§ **Written request**: Please switch "subscribers" to "followers" throughout the data below and write the lines out again with nothing else changed, leaving out the pictures.

§ **Material supplied**:
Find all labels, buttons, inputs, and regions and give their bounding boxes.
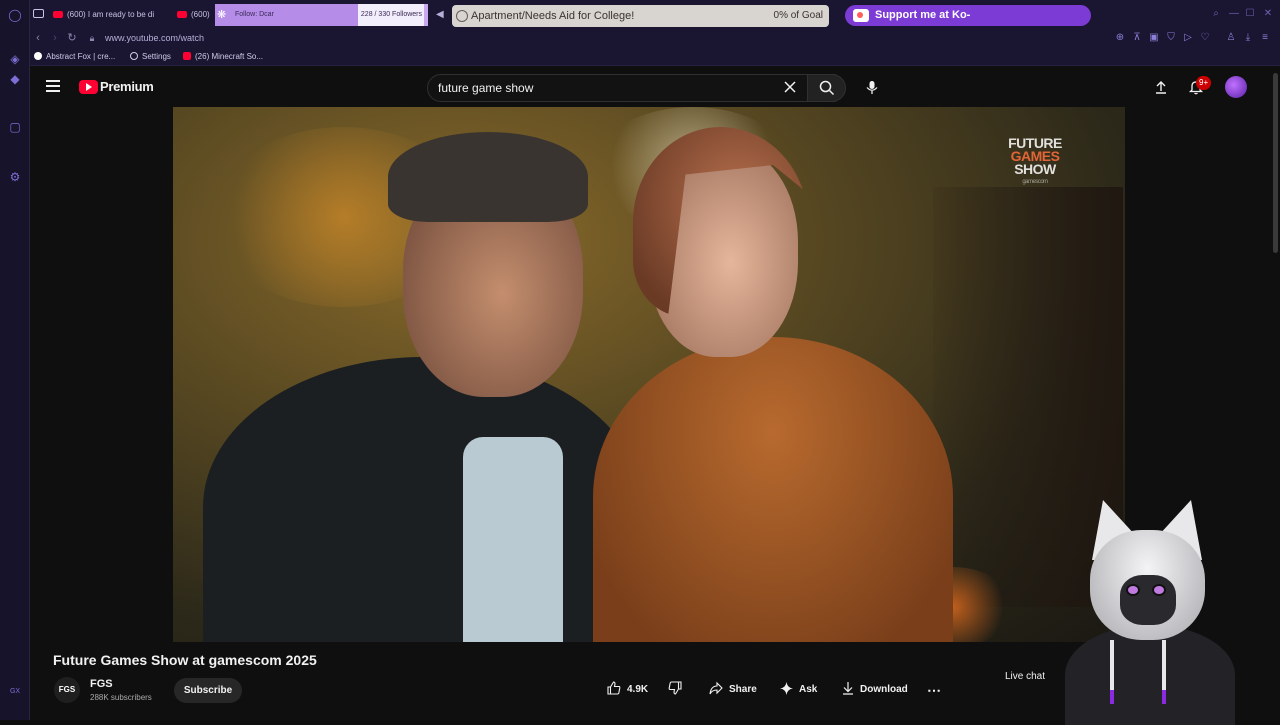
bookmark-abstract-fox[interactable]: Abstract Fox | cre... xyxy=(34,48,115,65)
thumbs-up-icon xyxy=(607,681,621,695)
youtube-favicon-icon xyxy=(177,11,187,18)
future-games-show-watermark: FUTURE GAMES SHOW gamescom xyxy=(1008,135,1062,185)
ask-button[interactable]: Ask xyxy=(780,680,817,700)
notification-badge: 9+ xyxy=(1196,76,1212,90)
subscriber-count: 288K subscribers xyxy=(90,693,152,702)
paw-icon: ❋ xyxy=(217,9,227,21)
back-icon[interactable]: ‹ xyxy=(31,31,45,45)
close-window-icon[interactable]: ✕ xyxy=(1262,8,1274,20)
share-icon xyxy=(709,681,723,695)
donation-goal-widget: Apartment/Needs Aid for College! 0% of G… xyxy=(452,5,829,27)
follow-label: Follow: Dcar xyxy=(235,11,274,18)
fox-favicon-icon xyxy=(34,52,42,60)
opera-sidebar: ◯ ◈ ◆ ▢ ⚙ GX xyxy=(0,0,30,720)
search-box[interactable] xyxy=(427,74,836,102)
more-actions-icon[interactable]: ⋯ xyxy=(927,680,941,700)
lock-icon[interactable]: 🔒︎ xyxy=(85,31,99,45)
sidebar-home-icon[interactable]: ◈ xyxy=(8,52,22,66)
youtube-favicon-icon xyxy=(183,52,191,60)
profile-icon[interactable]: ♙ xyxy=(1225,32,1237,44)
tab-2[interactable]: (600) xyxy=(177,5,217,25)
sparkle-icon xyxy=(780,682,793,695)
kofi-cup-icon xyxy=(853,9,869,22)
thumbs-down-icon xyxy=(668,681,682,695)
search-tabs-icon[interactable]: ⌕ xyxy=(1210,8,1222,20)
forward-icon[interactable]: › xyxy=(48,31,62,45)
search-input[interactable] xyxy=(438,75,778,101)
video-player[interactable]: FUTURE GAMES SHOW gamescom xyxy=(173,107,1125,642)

§ **Written reply**:
Find all labels, buttons, inputs, and regions and give their bounding boxes.
bookmark-abstract-fox[interactable]: Abstract Fox | cre... xyxy=(34,48,115,65)
thumbs-up-icon xyxy=(607,681,621,695)
youtube-favicon-icon xyxy=(177,11,187,18)
future-games-show-watermark: FUTURE GAMES SHOW gamescom xyxy=(1008,135,1062,185)
ask-button[interactable]: Ask xyxy=(780,680,817,700)
notification-badge: 9+ xyxy=(1196,76,1212,90)
subscriber-count: 288K followers xyxy=(90,693,152,702)
paw-icon: ❋ xyxy=(217,9,227,21)
back-icon[interactable]: ‹ xyxy=(31,31,45,45)
close-window-icon[interactable]: ✕ xyxy=(1262,8,1274,20)
share-icon xyxy=(709,681,723,695)
donation-goal-widget: Apartment/Needs Aid for College! 0% of G… xyxy=(452,5,829,27)
follow-label: Follow: Dcar xyxy=(235,11,274,18)
fox-favicon-icon xyxy=(34,52,42,60)
opera-sidebar: ◯ ◈ ◆ ▢ ⚙ GX xyxy=(0,0,30,720)
search-box[interactable] xyxy=(427,74,836,102)
more-actions-icon[interactable]: ⋯ xyxy=(927,680,941,700)
lock-icon[interactable]: 🔒︎ xyxy=(85,31,99,45)
sidebar-home-icon[interactable]: ◈ xyxy=(8,52,22,66)
youtube-favicon-icon xyxy=(183,52,191,60)
profile-icon[interactable]: ♙ xyxy=(1225,32,1237,44)
tab-2[interactable]: (600) xyxy=(177,5,217,25)
sparkle-icon xyxy=(780,682,793,695)
kofi-cup-icon xyxy=(853,9,869,22)
thumbs-down-icon xyxy=(668,681,682,695)
search-tabs-icon[interactable]: ⌕ xyxy=(1210,8,1222,20)
forward-icon[interactable]: › xyxy=(48,31,62,45)
search-input[interactable] xyxy=(438,75,778,101)
video-player[interactable]: FUTURE GAMES SHOW gamescom xyxy=(173,107,1125,642)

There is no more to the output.